**TASK INSTRUCTIONS**
Go through the lines below. Copy those with "JSON".

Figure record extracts
==========

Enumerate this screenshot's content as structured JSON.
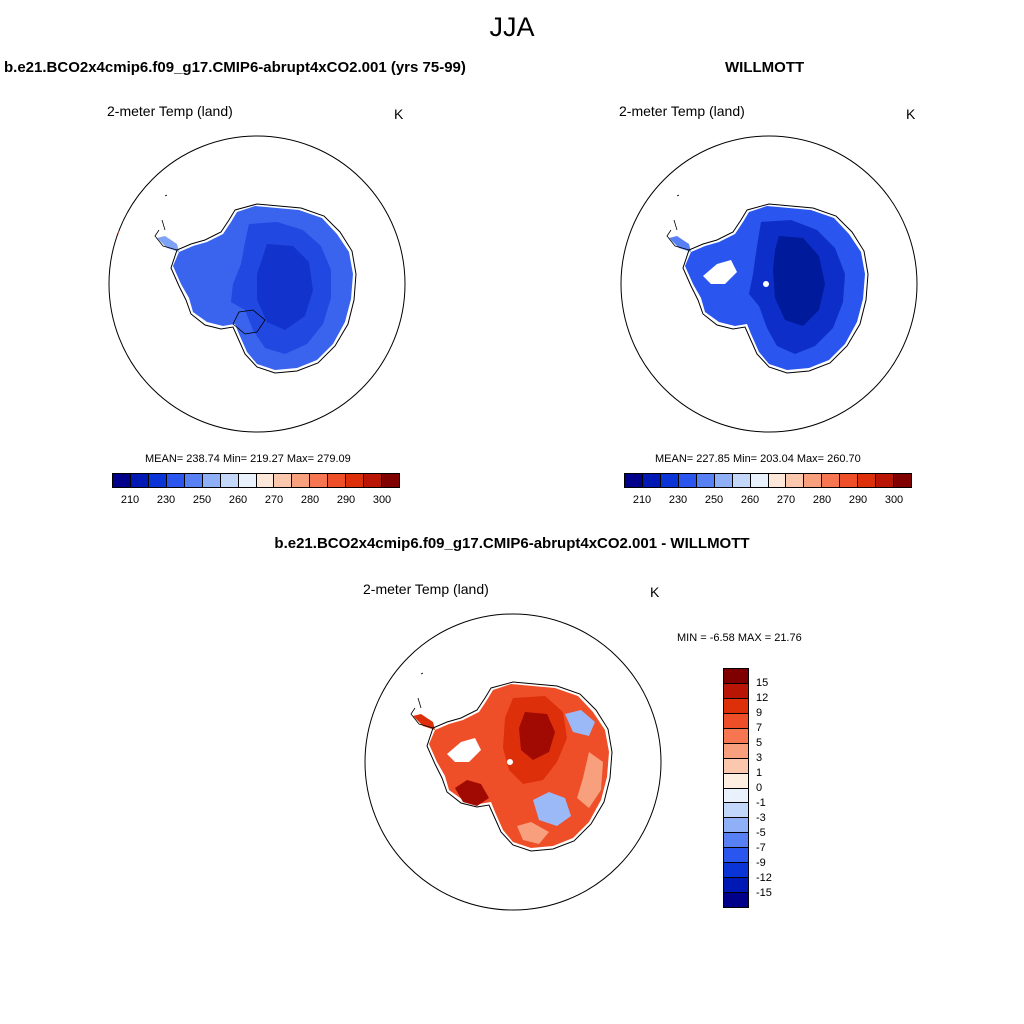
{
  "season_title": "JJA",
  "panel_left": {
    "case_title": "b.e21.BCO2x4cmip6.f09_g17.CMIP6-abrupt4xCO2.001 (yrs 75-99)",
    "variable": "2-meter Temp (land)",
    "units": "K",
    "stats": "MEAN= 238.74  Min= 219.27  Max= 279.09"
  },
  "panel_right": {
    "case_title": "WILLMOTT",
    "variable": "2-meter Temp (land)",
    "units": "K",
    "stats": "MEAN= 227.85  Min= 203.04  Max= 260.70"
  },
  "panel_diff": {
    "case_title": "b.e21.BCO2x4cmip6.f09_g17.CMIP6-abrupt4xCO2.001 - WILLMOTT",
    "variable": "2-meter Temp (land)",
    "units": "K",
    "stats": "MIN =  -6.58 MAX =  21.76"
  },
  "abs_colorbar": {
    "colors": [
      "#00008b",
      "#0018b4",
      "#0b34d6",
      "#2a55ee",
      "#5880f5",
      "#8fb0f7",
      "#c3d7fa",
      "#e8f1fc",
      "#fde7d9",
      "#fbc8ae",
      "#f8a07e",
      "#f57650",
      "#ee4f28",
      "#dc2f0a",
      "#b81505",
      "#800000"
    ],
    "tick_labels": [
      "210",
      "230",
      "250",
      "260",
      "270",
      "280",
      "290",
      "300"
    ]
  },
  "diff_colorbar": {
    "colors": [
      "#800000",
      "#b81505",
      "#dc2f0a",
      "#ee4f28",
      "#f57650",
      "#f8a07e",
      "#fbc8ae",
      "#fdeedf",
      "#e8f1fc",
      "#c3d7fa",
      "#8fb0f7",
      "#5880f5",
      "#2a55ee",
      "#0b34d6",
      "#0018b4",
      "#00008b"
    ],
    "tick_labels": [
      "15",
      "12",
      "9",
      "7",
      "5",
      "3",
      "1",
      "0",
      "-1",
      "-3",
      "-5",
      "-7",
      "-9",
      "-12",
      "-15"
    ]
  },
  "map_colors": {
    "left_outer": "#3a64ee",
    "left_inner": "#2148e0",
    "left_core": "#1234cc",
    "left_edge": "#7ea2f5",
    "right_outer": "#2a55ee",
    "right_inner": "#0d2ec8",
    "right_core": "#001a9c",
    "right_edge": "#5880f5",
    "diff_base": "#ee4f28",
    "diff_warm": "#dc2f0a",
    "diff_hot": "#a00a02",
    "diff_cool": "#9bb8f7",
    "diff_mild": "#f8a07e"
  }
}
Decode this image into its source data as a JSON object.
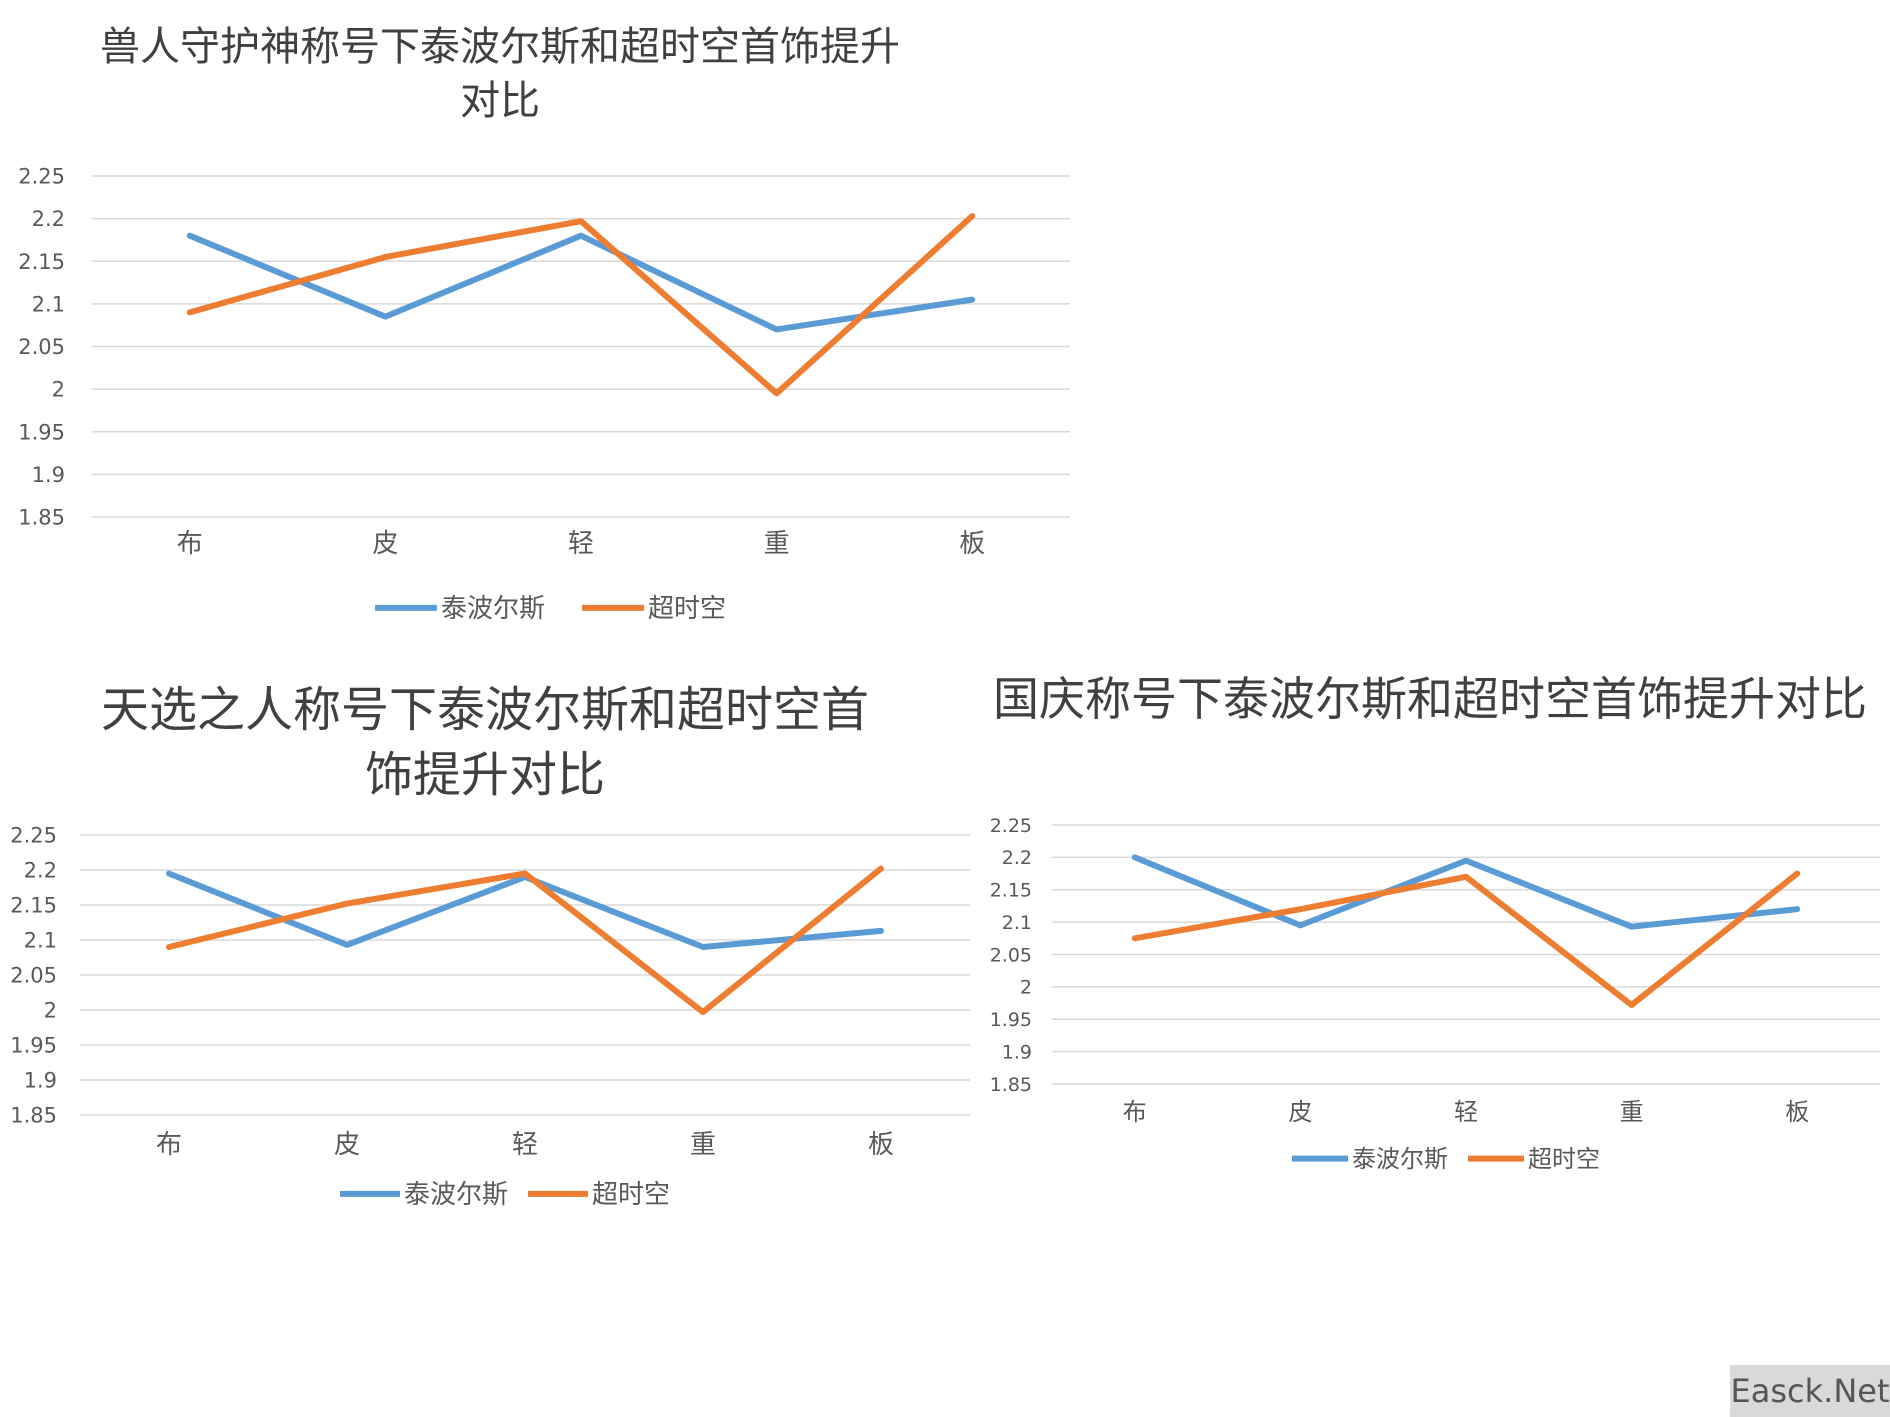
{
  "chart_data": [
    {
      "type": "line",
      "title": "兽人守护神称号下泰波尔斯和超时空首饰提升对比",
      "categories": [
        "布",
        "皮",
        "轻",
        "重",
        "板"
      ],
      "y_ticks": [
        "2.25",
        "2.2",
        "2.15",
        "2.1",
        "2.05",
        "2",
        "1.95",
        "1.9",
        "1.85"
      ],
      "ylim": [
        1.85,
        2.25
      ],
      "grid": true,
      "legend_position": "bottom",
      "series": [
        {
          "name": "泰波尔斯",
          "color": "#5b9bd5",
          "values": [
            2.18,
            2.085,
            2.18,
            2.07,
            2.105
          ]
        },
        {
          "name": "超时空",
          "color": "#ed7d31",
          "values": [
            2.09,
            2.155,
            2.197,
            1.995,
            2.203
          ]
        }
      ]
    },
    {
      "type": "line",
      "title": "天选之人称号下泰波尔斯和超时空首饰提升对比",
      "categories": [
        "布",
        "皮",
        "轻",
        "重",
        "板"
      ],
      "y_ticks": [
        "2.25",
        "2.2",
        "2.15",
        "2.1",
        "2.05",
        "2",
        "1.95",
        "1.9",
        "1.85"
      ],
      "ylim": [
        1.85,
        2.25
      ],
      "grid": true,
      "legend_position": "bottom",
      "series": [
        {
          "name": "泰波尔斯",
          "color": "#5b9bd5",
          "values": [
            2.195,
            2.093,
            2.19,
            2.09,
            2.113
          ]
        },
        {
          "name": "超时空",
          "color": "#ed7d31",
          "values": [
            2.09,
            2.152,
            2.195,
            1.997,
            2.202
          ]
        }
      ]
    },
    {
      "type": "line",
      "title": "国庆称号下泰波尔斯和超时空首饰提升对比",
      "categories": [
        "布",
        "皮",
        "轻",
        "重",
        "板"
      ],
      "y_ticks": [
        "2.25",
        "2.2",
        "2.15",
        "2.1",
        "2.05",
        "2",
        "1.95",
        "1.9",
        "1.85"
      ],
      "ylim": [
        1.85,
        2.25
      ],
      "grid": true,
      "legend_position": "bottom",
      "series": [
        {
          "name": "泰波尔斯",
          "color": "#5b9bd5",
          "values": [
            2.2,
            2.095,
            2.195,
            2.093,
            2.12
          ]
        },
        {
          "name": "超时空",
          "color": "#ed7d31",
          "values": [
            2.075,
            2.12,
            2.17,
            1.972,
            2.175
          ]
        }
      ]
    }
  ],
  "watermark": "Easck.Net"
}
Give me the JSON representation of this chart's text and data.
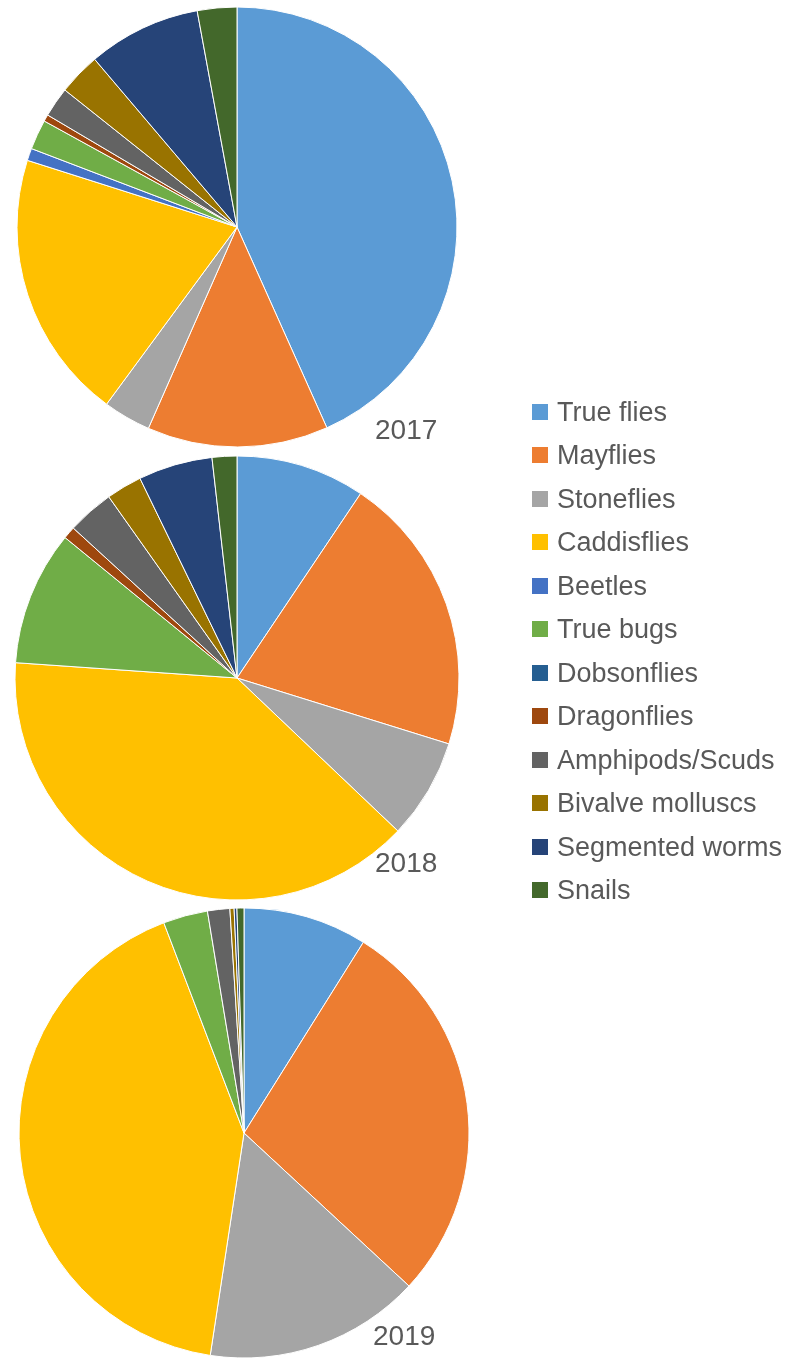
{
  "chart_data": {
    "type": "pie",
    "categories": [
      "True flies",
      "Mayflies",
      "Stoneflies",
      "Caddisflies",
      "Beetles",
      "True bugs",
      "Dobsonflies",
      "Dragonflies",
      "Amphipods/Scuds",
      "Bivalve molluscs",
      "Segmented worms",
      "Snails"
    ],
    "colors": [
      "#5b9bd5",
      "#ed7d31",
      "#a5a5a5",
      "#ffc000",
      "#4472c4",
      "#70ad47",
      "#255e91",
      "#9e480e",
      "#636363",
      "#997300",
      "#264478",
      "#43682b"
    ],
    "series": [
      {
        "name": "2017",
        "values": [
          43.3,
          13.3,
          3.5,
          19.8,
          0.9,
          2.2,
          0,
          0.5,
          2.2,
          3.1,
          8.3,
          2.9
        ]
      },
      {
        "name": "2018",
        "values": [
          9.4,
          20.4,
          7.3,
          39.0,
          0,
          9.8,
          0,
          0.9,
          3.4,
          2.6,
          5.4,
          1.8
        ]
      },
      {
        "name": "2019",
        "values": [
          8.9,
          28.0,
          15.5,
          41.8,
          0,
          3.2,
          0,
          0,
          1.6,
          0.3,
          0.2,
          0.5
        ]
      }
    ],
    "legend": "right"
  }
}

==========

**FINISHED TASK**
Enumerate this screenshot's content as structured JSON.
Decode this image into its source data as a JSON object.
Give me the JSON representation of this chart's text and data.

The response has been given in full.